## Start Records provided

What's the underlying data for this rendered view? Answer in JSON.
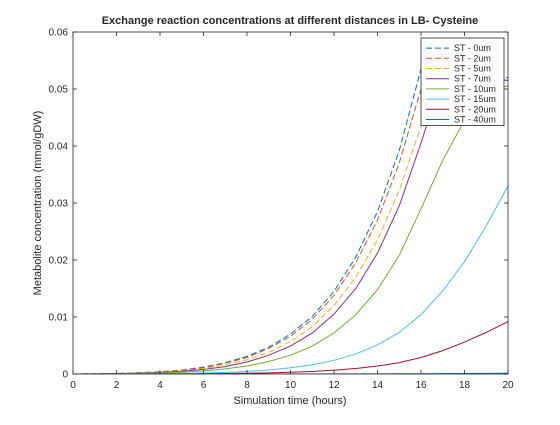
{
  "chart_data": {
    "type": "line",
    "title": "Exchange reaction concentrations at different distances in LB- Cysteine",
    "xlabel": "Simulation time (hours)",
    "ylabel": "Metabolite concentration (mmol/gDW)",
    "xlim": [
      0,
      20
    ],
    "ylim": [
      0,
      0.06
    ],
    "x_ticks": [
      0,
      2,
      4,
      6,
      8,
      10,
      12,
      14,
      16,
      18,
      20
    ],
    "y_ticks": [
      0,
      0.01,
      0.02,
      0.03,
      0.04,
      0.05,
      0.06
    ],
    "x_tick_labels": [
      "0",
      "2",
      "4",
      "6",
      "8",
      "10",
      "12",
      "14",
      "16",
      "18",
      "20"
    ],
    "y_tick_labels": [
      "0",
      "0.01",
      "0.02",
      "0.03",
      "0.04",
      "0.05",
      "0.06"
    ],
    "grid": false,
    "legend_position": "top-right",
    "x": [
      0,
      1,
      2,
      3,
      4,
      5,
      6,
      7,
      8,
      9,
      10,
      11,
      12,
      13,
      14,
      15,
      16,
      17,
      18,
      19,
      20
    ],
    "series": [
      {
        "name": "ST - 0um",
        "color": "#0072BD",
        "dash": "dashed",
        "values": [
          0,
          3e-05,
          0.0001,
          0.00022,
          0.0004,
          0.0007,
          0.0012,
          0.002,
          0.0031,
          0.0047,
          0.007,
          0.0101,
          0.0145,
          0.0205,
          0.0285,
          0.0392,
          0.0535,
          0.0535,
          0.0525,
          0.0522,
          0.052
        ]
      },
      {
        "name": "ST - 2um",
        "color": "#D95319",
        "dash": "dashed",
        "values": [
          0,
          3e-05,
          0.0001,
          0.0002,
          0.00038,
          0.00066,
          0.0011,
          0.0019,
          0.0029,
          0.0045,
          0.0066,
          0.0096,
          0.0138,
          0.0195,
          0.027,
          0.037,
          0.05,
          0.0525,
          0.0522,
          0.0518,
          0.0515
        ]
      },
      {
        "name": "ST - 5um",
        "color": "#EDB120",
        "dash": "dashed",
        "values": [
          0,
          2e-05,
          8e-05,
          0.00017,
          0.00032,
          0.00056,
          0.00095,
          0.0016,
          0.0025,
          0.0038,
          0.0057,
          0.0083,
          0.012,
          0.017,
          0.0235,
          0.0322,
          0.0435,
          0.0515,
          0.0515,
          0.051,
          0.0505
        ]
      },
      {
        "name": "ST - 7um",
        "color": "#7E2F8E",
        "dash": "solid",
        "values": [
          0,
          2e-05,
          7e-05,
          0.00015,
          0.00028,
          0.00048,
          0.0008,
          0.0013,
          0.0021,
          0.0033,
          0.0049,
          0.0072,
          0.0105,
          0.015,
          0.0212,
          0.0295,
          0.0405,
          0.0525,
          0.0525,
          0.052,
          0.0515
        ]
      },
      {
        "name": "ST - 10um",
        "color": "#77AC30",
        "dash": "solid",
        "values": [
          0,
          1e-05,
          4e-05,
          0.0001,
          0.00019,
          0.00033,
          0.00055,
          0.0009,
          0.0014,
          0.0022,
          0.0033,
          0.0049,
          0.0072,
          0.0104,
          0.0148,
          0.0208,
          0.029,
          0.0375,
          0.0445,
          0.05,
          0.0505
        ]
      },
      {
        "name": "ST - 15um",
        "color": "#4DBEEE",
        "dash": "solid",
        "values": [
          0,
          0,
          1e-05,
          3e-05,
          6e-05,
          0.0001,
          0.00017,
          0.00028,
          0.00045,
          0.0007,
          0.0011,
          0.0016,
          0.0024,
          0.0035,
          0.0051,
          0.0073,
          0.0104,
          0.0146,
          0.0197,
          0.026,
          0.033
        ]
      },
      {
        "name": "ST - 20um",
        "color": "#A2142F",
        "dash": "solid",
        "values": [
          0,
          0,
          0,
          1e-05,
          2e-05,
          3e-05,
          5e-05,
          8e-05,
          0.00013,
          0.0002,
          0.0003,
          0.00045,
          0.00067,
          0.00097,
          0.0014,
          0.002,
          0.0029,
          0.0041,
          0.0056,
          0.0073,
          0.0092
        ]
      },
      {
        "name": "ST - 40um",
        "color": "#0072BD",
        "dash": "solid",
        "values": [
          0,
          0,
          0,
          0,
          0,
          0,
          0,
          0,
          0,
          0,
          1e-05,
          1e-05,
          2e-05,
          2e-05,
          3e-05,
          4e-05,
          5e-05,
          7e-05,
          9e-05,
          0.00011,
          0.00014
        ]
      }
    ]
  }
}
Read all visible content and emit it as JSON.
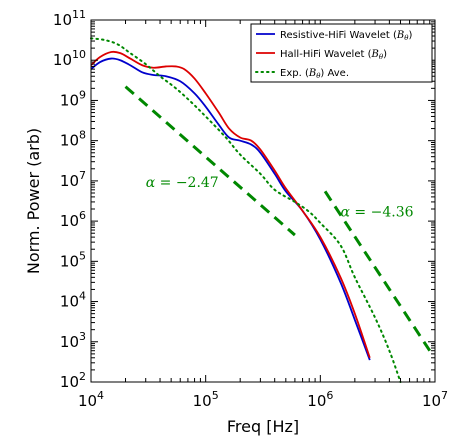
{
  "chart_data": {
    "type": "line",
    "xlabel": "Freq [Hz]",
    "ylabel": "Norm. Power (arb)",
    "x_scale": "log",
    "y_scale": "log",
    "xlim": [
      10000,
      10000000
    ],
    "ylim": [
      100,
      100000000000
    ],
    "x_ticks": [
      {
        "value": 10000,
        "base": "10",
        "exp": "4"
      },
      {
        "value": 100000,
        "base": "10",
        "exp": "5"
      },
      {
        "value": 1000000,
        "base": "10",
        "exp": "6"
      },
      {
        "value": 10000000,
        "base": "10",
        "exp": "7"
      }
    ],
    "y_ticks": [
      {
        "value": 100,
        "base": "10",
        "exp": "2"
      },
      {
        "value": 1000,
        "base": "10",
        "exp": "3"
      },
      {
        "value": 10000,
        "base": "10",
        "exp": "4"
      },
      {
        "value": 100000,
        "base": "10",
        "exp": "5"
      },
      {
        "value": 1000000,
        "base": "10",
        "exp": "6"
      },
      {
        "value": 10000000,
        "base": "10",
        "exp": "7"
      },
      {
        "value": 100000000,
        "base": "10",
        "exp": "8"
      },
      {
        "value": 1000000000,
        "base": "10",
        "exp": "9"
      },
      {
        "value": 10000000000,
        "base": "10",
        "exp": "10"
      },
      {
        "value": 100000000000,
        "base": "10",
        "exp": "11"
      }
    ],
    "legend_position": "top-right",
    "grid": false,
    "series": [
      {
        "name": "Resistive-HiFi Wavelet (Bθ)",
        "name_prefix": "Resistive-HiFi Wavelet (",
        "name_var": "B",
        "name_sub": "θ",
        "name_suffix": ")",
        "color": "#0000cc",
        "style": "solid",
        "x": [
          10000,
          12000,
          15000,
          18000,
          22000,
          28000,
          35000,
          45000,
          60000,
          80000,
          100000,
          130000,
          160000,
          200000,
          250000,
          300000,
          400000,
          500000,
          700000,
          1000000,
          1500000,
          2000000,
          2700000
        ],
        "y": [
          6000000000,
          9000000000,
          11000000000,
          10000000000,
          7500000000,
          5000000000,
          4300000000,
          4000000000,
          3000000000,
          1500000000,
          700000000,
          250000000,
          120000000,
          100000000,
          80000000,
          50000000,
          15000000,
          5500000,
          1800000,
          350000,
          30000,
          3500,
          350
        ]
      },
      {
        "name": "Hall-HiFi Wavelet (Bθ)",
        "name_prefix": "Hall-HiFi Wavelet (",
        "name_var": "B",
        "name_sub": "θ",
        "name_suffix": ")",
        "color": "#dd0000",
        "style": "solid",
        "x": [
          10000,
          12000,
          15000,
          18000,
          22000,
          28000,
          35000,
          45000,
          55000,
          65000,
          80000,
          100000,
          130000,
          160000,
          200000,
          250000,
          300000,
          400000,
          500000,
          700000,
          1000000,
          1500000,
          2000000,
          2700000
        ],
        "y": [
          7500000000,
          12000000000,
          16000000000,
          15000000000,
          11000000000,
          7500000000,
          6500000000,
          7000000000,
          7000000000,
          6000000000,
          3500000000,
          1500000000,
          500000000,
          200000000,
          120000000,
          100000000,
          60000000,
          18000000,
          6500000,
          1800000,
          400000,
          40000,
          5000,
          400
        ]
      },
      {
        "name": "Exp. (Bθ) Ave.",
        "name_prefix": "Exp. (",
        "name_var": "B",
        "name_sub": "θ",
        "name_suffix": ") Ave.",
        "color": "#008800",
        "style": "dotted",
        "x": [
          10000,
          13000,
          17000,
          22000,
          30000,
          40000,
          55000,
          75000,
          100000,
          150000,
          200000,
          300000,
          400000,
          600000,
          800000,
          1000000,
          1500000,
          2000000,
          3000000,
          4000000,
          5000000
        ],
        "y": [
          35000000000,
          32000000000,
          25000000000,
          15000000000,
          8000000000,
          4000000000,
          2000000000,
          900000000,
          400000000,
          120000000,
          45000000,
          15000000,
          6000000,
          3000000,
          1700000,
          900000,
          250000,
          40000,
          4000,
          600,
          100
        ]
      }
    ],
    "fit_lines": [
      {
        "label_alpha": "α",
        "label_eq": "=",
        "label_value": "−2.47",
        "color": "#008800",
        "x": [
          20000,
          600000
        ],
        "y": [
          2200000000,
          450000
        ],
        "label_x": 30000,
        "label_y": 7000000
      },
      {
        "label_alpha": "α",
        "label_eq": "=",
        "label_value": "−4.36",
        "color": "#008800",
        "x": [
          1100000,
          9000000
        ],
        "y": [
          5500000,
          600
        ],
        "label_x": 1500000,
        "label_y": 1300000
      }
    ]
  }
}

## End Records provided
## Start Records provided

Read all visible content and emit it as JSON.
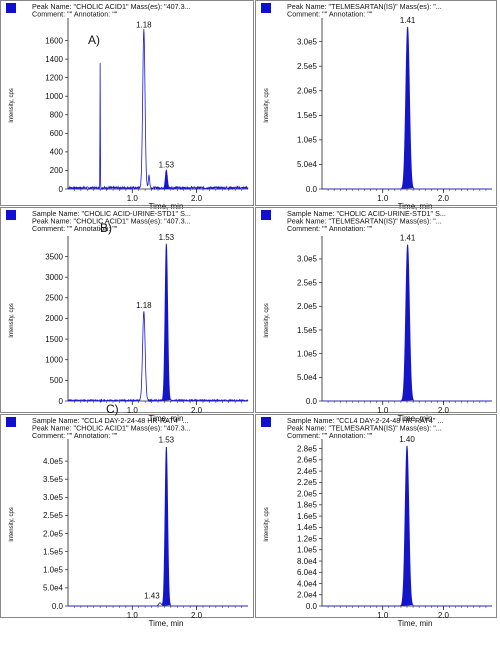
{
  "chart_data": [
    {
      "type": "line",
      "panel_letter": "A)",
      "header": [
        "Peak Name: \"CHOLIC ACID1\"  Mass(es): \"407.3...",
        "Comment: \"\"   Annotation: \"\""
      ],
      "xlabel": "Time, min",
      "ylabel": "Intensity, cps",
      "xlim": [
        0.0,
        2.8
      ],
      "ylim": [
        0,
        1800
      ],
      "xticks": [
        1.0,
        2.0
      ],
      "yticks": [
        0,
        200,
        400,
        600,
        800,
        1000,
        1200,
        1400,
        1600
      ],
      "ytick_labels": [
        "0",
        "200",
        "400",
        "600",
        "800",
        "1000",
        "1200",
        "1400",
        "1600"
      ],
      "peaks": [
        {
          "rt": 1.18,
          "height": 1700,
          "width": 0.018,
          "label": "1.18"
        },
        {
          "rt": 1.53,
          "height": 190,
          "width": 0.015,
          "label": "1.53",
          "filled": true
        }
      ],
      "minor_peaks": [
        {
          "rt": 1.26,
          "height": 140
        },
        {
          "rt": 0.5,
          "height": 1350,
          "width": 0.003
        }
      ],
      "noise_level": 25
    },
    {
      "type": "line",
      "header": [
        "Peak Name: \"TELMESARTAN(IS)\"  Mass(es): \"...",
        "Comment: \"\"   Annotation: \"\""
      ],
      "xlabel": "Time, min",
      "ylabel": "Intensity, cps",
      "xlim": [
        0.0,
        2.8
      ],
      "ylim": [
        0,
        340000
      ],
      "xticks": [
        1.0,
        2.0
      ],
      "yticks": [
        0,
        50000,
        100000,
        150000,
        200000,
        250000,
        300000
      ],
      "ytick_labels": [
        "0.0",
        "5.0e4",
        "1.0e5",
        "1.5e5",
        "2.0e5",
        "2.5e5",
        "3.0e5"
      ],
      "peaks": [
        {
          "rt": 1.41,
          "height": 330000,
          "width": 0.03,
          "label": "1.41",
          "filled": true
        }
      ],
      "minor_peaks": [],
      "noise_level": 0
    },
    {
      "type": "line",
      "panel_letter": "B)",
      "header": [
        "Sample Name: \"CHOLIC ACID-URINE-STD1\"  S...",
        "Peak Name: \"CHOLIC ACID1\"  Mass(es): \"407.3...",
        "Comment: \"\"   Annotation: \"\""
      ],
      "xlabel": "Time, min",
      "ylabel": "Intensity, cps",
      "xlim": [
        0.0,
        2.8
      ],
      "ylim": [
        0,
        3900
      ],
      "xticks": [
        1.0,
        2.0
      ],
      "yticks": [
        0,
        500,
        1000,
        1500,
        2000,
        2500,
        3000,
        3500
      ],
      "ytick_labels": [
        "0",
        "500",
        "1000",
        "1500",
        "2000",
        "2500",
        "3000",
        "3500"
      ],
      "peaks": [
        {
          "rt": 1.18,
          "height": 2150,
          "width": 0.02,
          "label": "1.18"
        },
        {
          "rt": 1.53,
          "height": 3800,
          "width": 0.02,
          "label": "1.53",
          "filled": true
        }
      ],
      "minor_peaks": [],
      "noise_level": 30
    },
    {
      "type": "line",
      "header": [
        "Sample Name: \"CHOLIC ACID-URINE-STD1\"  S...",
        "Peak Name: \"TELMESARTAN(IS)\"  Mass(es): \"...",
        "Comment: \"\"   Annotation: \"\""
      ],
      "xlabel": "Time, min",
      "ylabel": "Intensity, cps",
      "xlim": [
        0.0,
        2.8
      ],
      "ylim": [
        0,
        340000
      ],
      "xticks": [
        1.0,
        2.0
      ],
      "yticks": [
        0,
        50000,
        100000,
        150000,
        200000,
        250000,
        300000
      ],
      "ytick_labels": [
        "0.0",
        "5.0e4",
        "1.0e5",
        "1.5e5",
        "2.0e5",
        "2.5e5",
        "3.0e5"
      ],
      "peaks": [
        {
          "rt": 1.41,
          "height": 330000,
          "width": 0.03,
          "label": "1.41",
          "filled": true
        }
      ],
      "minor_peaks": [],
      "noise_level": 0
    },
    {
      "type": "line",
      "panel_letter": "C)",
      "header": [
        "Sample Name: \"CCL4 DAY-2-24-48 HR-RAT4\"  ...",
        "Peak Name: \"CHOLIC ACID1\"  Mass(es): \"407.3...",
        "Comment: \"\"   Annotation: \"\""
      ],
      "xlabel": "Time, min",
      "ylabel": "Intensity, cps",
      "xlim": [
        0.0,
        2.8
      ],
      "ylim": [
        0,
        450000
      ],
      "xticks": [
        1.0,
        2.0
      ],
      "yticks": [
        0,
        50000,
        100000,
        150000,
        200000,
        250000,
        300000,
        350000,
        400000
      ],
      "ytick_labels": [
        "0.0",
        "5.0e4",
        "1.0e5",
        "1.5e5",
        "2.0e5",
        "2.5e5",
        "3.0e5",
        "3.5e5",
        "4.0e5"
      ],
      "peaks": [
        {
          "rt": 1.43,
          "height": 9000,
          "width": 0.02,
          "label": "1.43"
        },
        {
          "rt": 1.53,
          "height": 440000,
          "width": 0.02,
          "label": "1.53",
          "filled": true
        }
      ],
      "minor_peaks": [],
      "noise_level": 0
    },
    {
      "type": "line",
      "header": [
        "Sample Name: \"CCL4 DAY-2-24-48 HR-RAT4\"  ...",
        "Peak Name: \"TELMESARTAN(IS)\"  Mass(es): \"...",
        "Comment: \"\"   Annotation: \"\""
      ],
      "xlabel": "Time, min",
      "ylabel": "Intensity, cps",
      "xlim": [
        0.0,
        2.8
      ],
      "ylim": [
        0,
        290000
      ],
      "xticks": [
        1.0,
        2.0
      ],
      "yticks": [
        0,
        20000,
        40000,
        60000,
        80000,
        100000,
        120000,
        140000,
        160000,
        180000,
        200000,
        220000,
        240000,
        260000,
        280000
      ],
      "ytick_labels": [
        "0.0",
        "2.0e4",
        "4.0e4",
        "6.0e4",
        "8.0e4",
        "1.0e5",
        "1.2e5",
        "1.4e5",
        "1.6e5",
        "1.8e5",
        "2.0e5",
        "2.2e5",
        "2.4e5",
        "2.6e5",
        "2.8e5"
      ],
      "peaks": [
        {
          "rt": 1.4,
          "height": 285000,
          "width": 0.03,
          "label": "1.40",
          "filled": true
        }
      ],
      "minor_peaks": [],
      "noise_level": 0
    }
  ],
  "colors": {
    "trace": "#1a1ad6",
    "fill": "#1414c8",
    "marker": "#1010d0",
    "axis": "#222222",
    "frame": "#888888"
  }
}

## End Records provided

#### [Task brief]
Check the data for the word "Hall" and pull out the lines that have it.

#### [Reply to the task]
        "name": "Hall-HiFi Wavelet (Bθ)",
        "name_prefix": "Hall-HiFi Wavelet (",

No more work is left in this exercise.